== SET PROBLEM ==
Filter the items below and copy every line that contains the string "button".
-=-=-
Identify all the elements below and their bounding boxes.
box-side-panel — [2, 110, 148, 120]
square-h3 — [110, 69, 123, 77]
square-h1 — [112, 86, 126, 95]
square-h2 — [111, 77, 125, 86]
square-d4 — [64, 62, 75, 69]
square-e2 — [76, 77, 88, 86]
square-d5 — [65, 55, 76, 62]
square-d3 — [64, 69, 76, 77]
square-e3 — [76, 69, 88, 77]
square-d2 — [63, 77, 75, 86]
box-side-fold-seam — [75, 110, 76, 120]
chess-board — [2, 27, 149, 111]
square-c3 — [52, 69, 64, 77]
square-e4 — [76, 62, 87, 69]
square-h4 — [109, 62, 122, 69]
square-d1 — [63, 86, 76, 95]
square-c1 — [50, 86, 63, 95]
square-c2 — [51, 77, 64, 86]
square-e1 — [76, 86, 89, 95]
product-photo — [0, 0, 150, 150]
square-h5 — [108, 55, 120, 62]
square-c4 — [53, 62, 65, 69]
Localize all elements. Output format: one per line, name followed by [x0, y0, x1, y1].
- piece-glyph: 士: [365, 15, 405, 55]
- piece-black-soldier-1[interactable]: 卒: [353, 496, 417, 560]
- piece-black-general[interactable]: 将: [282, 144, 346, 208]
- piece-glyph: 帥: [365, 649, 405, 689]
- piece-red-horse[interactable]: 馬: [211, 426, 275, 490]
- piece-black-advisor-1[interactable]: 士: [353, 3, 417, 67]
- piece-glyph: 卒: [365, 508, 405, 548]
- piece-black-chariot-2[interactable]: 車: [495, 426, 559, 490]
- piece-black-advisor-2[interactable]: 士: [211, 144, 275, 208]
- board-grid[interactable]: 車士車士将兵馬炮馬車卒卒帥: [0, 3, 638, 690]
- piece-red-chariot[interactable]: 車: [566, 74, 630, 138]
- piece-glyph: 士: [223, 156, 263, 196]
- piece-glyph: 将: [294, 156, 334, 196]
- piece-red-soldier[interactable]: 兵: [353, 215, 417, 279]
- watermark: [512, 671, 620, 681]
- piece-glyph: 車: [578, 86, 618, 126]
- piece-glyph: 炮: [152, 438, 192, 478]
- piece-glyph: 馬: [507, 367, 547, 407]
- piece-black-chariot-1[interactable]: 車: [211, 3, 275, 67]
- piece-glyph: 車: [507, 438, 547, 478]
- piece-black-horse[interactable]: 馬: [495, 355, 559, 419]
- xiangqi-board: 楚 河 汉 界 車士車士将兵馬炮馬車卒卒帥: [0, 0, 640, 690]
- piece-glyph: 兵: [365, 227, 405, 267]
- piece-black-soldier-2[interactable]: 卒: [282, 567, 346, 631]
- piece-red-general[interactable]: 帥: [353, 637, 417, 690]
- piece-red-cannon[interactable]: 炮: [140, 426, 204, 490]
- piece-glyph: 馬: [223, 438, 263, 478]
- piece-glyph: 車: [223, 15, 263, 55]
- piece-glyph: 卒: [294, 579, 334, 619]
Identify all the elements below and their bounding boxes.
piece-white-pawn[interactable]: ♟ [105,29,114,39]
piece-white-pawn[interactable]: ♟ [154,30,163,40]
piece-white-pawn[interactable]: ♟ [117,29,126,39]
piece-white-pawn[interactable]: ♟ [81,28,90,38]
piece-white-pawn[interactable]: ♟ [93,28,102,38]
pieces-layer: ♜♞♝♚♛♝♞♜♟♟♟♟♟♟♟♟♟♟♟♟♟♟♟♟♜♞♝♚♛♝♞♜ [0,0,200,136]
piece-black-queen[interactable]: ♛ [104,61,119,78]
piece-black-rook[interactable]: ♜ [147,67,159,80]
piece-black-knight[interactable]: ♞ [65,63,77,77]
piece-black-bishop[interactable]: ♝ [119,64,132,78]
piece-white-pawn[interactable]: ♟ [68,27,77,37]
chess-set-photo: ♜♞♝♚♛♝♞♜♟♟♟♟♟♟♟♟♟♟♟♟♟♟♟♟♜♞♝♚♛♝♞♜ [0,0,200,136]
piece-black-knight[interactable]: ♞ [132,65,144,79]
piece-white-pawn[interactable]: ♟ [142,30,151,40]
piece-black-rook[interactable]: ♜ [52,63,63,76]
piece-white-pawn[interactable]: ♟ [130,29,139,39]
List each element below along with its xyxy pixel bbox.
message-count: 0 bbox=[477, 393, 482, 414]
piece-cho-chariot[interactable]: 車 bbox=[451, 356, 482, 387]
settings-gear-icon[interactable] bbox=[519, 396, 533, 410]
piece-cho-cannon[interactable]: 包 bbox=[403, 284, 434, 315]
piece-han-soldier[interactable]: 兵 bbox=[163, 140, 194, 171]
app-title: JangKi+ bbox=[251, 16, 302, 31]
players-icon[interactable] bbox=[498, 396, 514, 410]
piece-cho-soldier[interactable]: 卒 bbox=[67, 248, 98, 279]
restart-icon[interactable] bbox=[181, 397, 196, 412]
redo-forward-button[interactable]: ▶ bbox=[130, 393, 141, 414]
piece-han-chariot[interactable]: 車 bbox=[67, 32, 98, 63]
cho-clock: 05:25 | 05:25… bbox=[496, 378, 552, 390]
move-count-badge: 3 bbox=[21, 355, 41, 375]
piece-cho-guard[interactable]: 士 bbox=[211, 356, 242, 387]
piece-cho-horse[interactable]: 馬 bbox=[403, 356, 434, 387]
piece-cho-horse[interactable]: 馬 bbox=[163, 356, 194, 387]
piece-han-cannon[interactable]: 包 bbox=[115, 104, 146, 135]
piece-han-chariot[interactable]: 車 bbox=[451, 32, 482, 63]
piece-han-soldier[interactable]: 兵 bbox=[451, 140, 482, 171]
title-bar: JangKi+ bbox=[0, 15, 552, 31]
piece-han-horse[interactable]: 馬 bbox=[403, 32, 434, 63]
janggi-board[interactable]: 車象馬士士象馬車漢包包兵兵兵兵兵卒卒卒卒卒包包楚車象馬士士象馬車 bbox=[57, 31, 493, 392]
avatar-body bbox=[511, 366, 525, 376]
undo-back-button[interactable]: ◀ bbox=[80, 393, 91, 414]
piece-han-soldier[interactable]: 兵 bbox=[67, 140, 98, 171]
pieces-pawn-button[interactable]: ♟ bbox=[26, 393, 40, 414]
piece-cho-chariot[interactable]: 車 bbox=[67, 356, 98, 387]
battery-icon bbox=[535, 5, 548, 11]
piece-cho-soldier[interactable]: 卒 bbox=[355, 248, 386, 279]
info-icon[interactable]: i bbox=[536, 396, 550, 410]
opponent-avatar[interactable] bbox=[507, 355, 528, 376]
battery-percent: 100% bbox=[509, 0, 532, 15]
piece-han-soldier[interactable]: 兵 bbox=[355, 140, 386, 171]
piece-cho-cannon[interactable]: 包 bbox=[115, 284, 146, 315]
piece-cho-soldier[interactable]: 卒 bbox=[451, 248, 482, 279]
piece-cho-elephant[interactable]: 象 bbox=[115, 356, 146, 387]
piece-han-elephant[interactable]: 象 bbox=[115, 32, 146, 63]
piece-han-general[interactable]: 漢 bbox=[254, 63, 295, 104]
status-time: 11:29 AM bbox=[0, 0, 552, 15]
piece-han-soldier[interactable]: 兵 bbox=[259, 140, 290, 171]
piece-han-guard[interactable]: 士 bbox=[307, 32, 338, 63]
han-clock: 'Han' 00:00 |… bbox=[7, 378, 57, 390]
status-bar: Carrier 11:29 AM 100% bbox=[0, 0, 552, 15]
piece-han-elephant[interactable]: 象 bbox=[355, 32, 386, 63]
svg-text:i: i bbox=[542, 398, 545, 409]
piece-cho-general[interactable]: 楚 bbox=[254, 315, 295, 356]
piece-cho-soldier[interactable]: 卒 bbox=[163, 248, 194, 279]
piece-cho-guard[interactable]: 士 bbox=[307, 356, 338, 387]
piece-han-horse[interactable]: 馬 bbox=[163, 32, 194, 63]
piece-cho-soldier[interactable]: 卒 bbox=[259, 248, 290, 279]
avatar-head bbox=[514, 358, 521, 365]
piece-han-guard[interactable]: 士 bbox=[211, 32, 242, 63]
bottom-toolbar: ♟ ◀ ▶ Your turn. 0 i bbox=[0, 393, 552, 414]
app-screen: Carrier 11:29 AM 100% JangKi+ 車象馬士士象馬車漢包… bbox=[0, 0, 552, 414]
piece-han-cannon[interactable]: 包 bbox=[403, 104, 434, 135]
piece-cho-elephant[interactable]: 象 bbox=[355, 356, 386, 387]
-=-=-
== WRITTEN SOLUTION ==
redo-forward-button[interactable]: ▶ bbox=[130, 393, 141, 414]
undo-back-button[interactable]: ◀ bbox=[80, 393, 91, 414]
pieces-pawn-button[interactable]: ♟ bbox=[26, 393, 40, 414]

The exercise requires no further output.